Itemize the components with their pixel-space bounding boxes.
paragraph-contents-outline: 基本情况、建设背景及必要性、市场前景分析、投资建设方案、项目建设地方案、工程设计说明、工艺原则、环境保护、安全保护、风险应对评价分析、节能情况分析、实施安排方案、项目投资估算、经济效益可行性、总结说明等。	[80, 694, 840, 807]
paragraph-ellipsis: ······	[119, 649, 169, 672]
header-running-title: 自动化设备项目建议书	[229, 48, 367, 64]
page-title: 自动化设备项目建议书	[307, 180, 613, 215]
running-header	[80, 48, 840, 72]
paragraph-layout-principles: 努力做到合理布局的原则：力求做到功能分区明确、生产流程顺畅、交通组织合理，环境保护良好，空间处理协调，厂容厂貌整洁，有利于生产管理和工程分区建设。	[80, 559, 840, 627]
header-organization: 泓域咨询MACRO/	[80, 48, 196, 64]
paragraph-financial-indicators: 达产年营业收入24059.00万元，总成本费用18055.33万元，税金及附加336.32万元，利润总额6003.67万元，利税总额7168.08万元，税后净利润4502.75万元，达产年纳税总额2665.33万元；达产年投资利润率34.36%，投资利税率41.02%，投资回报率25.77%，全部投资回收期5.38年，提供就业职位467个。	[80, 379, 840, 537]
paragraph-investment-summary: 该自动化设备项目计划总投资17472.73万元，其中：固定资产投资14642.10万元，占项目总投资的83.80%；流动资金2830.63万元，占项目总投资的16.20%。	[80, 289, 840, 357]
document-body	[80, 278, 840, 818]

▶ [Travail à faire]: Relevez et recopiez en entier chaque ligne du matériel qui contient la chaîne « 自动化设备项目建议书 ». La casse compte.

▶ [Solution proposée]:
header-running-title: 自动化设备项目建议书	[229, 48, 367, 64]
page-title: 自动化设备项目建议书	[307, 180, 613, 215]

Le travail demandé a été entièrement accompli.